Requirement »
Go through the data below. Pull out every line that has the word "Ishikawa".

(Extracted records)
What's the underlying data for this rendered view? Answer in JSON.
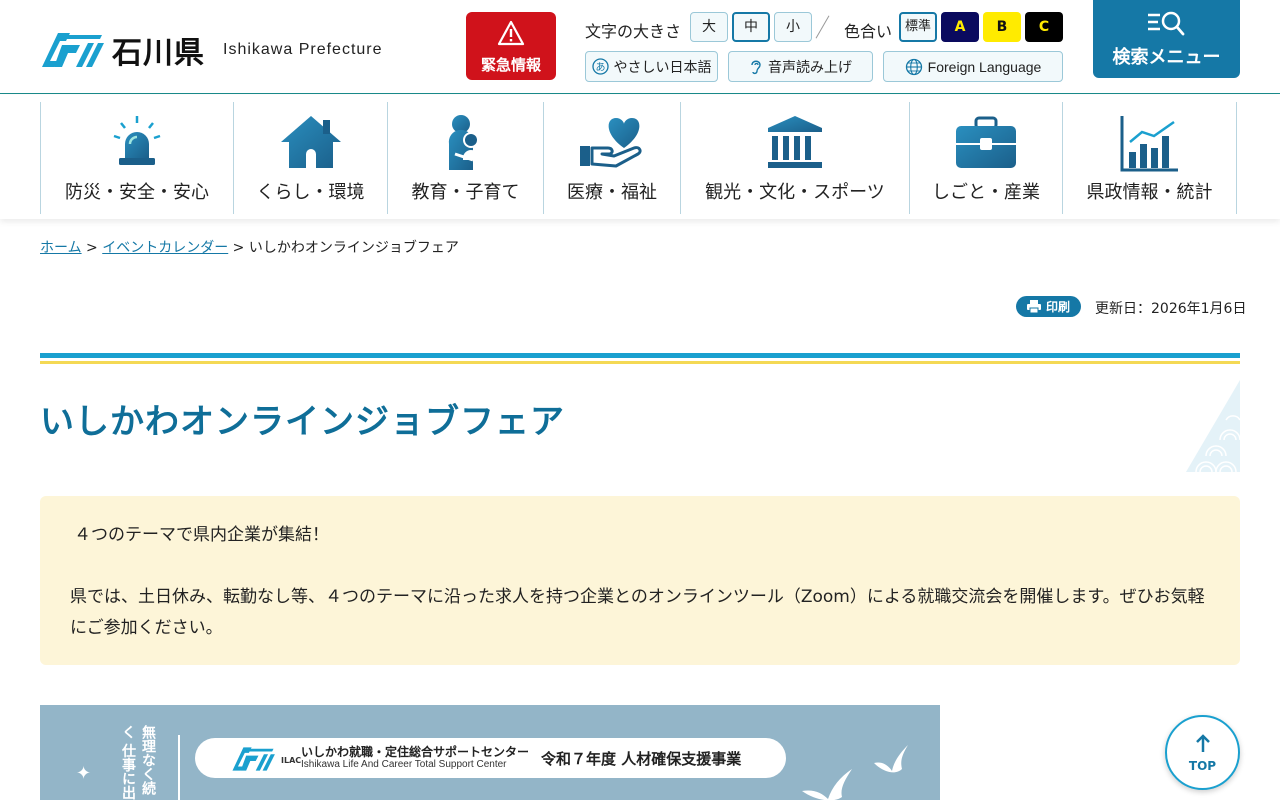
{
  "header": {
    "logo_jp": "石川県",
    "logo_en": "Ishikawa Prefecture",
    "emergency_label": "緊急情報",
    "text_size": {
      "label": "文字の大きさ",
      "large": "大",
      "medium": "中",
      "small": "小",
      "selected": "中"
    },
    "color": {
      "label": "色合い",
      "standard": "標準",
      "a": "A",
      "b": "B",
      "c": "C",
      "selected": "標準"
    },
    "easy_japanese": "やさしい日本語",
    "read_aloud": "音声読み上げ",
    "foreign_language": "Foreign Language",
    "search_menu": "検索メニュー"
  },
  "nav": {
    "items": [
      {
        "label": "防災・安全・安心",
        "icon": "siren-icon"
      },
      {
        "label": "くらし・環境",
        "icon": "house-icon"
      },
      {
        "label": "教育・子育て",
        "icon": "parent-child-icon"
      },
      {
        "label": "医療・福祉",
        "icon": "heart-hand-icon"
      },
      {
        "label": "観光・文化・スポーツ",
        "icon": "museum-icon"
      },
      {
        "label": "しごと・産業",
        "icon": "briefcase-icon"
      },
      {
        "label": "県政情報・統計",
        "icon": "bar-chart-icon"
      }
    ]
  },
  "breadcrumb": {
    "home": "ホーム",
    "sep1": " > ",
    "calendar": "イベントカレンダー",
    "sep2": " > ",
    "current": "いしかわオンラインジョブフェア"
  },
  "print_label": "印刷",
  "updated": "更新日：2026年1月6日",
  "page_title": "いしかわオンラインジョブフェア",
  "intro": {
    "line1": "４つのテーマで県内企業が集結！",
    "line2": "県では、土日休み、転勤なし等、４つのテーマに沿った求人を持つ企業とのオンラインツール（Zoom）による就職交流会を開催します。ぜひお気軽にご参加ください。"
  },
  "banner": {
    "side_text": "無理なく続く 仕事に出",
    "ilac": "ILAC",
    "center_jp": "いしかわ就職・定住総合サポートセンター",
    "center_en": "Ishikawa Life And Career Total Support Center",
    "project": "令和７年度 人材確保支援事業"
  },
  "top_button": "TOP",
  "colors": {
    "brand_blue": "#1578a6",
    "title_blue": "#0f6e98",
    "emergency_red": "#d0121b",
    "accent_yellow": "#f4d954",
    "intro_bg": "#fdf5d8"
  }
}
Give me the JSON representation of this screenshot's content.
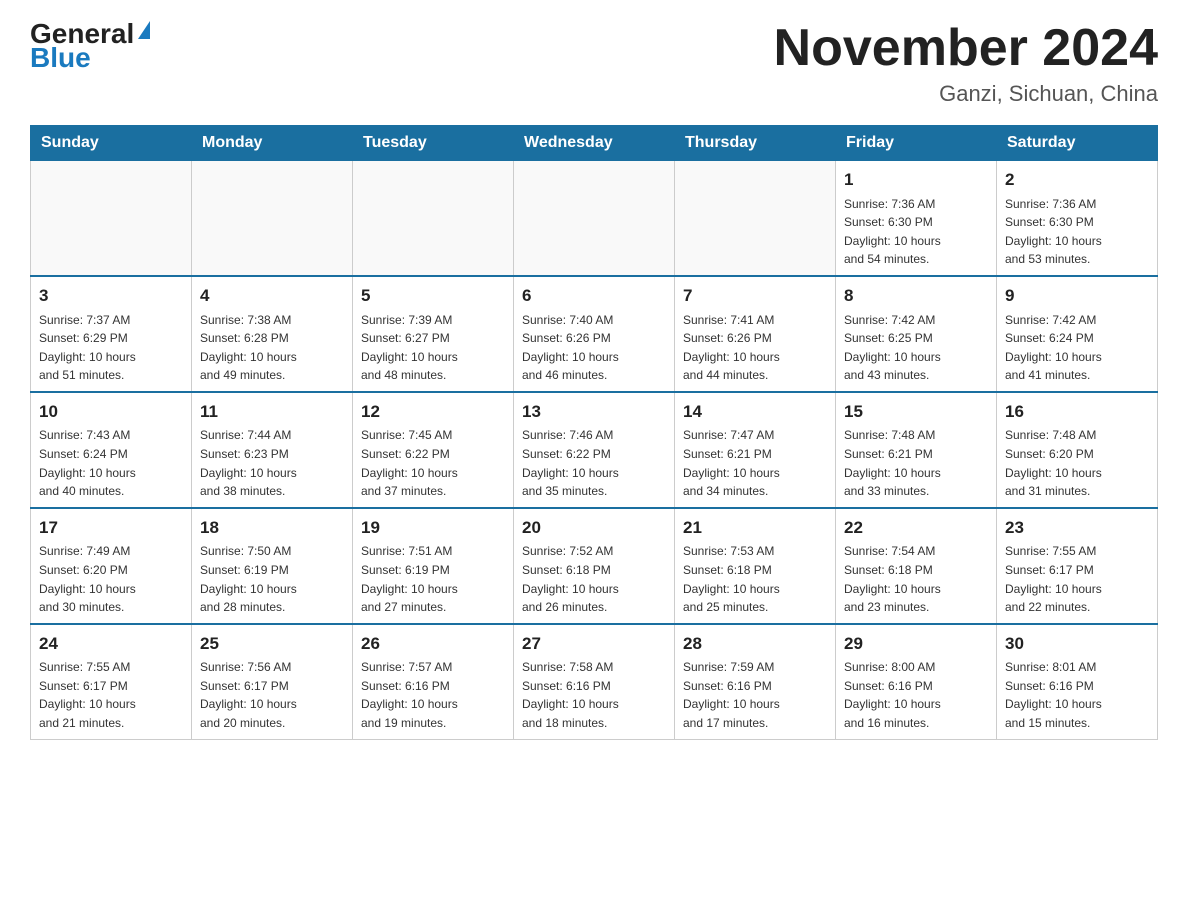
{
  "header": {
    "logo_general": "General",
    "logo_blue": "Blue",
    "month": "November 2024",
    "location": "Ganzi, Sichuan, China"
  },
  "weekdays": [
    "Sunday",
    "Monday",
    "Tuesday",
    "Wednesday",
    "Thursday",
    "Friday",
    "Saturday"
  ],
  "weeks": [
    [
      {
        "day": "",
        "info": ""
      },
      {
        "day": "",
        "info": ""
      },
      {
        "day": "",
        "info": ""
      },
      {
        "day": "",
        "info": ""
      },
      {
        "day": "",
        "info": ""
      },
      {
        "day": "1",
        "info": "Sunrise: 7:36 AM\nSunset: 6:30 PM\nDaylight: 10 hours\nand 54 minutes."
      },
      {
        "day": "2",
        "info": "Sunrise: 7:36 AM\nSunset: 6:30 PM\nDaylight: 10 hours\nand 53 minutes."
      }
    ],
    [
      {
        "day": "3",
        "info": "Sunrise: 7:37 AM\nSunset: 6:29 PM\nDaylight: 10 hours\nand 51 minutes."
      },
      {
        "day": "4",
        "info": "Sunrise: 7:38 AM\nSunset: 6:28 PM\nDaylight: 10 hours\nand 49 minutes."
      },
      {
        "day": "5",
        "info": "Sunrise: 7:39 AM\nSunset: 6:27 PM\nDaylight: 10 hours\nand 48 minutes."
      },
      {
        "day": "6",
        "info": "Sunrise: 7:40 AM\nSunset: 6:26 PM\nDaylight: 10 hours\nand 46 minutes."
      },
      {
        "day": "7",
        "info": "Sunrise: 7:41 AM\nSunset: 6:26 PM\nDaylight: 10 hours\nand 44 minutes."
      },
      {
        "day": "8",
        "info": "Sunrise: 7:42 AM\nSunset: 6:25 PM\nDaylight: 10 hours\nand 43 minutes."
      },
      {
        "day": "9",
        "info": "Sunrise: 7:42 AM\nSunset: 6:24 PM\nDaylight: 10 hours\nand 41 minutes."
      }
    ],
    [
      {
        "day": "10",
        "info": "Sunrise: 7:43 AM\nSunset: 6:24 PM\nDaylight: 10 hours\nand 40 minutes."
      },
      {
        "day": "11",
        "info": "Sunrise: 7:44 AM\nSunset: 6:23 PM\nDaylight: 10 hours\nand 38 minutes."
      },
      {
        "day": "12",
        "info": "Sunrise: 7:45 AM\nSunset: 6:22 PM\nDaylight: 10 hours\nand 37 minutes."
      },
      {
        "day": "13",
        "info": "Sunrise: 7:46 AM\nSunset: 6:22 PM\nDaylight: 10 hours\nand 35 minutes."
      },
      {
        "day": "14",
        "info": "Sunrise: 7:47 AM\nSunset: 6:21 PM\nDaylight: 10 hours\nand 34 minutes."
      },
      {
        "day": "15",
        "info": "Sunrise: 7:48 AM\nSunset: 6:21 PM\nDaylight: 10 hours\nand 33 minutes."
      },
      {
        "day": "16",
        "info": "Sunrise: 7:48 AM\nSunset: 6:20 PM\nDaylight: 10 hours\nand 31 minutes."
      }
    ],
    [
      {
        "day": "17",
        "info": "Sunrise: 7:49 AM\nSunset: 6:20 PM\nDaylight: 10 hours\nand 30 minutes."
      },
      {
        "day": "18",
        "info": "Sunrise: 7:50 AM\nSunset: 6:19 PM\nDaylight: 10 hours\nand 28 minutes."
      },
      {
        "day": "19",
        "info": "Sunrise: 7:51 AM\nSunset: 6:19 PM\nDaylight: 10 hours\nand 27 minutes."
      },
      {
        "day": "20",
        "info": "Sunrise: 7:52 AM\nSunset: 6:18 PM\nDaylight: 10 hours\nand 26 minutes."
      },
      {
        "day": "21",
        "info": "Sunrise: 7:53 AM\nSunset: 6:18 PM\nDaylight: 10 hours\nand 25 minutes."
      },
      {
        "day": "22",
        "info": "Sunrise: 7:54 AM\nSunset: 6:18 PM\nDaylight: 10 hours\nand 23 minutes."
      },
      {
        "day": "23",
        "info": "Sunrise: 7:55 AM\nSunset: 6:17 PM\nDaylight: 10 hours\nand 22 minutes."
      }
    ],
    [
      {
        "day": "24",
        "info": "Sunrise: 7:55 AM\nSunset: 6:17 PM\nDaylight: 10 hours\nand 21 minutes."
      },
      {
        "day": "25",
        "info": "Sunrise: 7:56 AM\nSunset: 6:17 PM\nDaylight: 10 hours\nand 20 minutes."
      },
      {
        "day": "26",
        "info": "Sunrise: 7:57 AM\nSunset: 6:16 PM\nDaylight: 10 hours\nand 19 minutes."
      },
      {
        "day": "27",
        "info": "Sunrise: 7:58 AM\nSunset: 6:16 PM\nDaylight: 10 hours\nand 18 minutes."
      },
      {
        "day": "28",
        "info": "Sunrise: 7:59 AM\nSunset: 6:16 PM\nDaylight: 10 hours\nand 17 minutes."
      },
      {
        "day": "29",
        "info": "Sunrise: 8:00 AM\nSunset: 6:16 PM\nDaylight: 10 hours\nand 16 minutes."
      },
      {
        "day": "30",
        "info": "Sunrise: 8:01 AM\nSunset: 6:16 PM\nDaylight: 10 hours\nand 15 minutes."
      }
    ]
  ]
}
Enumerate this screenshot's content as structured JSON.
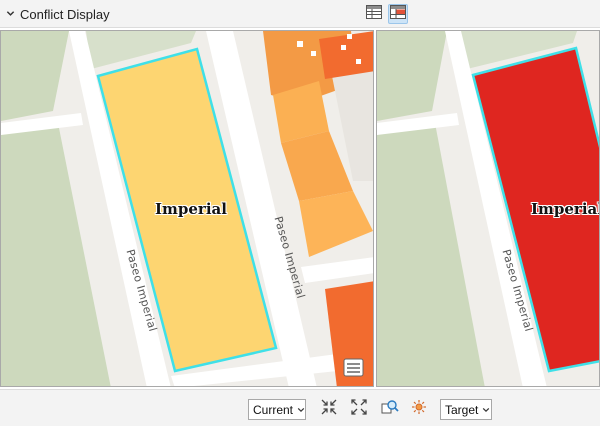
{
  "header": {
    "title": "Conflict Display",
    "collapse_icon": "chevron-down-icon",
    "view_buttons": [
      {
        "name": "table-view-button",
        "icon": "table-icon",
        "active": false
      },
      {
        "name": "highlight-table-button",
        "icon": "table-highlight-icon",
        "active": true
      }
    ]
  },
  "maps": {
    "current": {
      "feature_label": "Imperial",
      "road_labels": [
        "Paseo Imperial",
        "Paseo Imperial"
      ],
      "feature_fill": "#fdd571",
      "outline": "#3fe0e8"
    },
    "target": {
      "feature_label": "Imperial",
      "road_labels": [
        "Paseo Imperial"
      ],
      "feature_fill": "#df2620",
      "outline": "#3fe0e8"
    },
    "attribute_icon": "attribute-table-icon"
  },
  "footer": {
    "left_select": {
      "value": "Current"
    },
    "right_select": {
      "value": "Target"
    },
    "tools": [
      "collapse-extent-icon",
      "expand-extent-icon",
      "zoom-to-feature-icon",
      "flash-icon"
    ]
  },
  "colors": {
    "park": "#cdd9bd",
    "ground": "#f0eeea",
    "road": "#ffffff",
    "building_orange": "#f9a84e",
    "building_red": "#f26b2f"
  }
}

Solved problem »
    "logo_en": "Ishikawa Prefecture",
    "center_en": "Ishikawa Life And Career Total Support Center",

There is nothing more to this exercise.